====== Task input

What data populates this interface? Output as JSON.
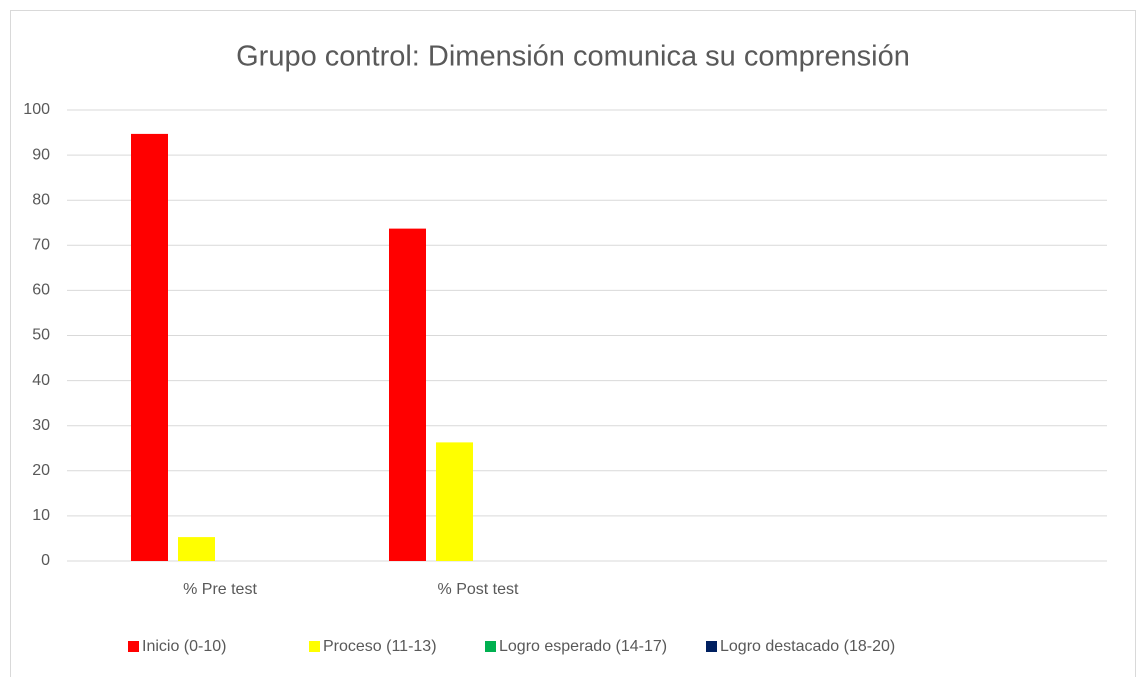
{
  "chart_data": {
    "type": "bar",
    "title": "Grupo control: Dimensión comunica su comprensión",
    "categories": [
      "% Pre test",
      "% Post test",
      null,
      null
    ],
    "series": [
      {
        "name": "Inicio (0-10)",
        "color": "#ff0000",
        "values": [
          94.7,
          73.7,
          null,
          null
        ]
      },
      {
        "name": "Proceso (11-13)",
        "color": "#ffff00",
        "values": [
          5.3,
          26.3,
          null,
          null
        ]
      },
      {
        "name": "Logro esperado (14-17)",
        "color": "#00b050",
        "values": [
          0,
          0,
          null,
          null
        ]
      },
      {
        "name": "Logro destacado (18-20)",
        "color": "#002060",
        "values": [
          0,
          0,
          null,
          null
        ]
      }
    ],
    "ylim": [
      0,
      100
    ],
    "yticks": [
      0,
      10,
      20,
      30,
      40,
      50,
      60,
      70,
      80,
      90,
      100
    ],
    "grid": true,
    "legend": "bottom"
  }
}
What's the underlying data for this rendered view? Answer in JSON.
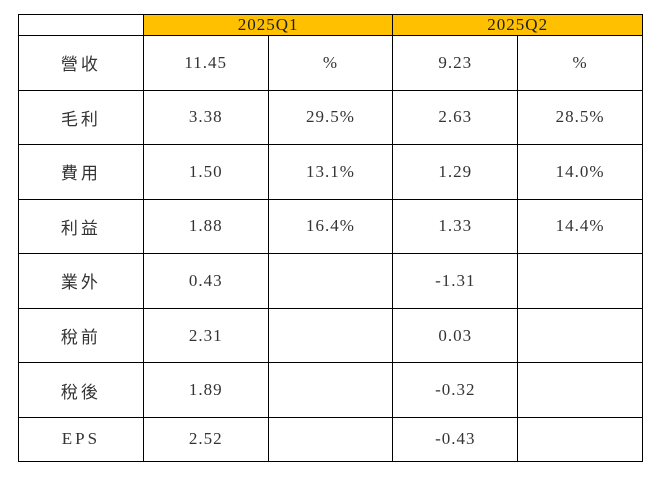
{
  "table": {
    "style": {
      "header_bg": "#FFC000",
      "border_color": "#000000",
      "text_color": "#333333",
      "page_bg": "#ffffff"
    },
    "header": {
      "corner_label": "",
      "groups": [
        {
          "label": "2025Q1"
        },
        {
          "label": "2025Q2"
        }
      ]
    },
    "rows": [
      {
        "label": "營收",
        "q1_value": "11.45",
        "q1_pct": "%",
        "q2_value": "9.23",
        "q2_pct": "%"
      },
      {
        "label": "毛利",
        "q1_value": "3.38",
        "q1_pct": "29.5%",
        "q2_value": "2.63",
        "q2_pct": "28.5%"
      },
      {
        "label": "費用",
        "q1_value": "1.50",
        "q1_pct": "13.1%",
        "q2_value": "1.29",
        "q2_pct": "14.0%"
      },
      {
        "label": "利益",
        "q1_value": "1.88",
        "q1_pct": "16.4%",
        "q2_value": "1.33",
        "q2_pct": "14.4%"
      },
      {
        "label": "業外",
        "q1_value": "0.43",
        "q1_pct": "",
        "q2_value": "-1.31",
        "q2_pct": ""
      },
      {
        "label": "稅前",
        "q1_value": "2.31",
        "q1_pct": "",
        "q2_value": "0.03",
        "q2_pct": ""
      },
      {
        "label": "稅後",
        "q1_value": "1.89",
        "q1_pct": "",
        "q2_value": "-0.32",
        "q2_pct": ""
      },
      {
        "label": "EPS",
        "q1_value": "2.52",
        "q1_pct": "",
        "q2_value": "-0.43",
        "q2_pct": ""
      }
    ]
  },
  "chart_data": {
    "type": "table",
    "title": "",
    "header_groups": [
      {
        "label": "2025Q1",
        "span": 2
      },
      {
        "label": "2025Q2",
        "span": 2
      }
    ],
    "columns": [
      "",
      "2025Q1 value",
      "2025Q1 %",
      "2025Q2 value",
      "2025Q2 %"
    ],
    "rows": [
      [
        "營收",
        11.45,
        "%",
        9.23,
        "%"
      ],
      [
        "毛利",
        3.38,
        "29.5%",
        2.63,
        "28.5%"
      ],
      [
        "費用",
        1.5,
        "13.1%",
        1.29,
        "14.0%"
      ],
      [
        "利益",
        1.88,
        "16.4%",
        1.33,
        "14.4%"
      ],
      [
        "業外",
        0.43,
        "",
        -1.31,
        ""
      ],
      [
        "稅前",
        2.31,
        "",
        0.03,
        ""
      ],
      [
        "稅後",
        1.89,
        "",
        -0.32,
        ""
      ],
      [
        "EPS",
        2.52,
        "",
        -0.43,
        ""
      ]
    ],
    "grid": true,
    "legend_position": "none"
  }
}
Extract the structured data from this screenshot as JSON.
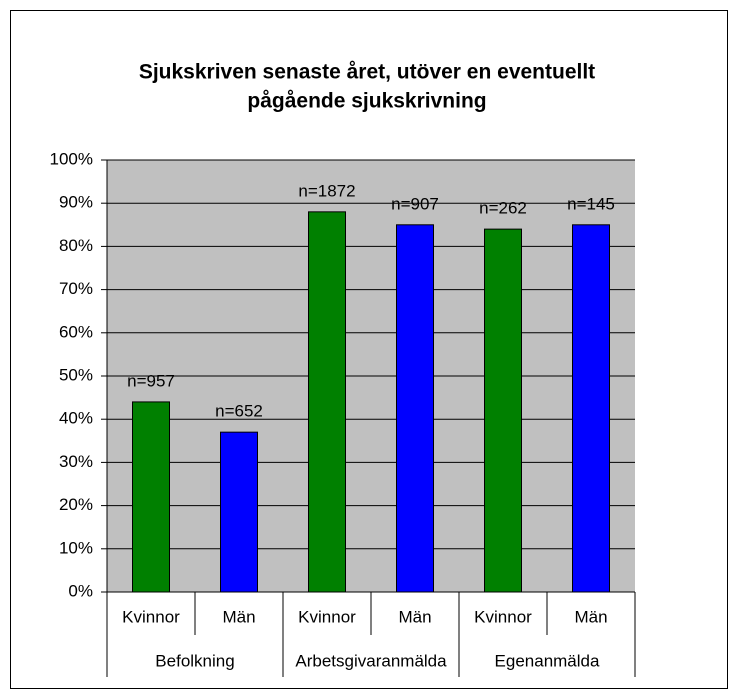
{
  "chart_data": {
    "type": "bar",
    "title": [
      "Sjukskriven senaste året, utöver en eventuellt",
      "pågående sjukskrivning"
    ],
    "groups": [
      {
        "name": "Befolkning",
        "categories": [
          "Kvinnor",
          "Män"
        ],
        "values": [
          44,
          37
        ],
        "annotations": [
          "n=957",
          "n=652"
        ]
      },
      {
        "name": "Arbetsgivaranmälda",
        "categories": [
          "Kvinnor",
          "Män"
        ],
        "values": [
          88,
          85
        ],
        "annotations": [
          "n=1872",
          "n=907"
        ]
      },
      {
        "name": "Egenanmälda",
        "categories": [
          "Kvinnor",
          "Män"
        ],
        "values": [
          84,
          85
        ],
        "annotations": [
          "n=262",
          "n=145"
        ]
      }
    ],
    "colors": [
      "#008000",
      "#0000ff"
    ],
    "ylim": [
      0,
      100
    ],
    "yticks": [
      {
        "value": 0,
        "label": "0%"
      },
      {
        "value": 10,
        "label": "10%"
      },
      {
        "value": 20,
        "label": "20%"
      },
      {
        "value": 30,
        "label": "30%"
      },
      {
        "value": 40,
        "label": "40%"
      },
      {
        "value": 50,
        "label": "50%"
      },
      {
        "value": 60,
        "label": "60%"
      },
      {
        "value": 70,
        "label": "70%"
      },
      {
        "value": 80,
        "label": "80%"
      },
      {
        "value": 90,
        "label": "90%"
      },
      {
        "value": 100,
        "label": "100%"
      }
    ],
    "grid": true
  }
}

============

## Description of the task:
Your task is to gather every line with the word "name" and copy it.

## Response to this exercise:
        "name": "Inicio (0-10)",
        "name": "Proceso (11-13)",
        "name": "Logro esperado (14-17)",
        "name": "Logro destacado (18-20)",
        "name": "Befolkning",
        "name": "Arbetsgivaranmälda",
        "name": "Egenanmälda",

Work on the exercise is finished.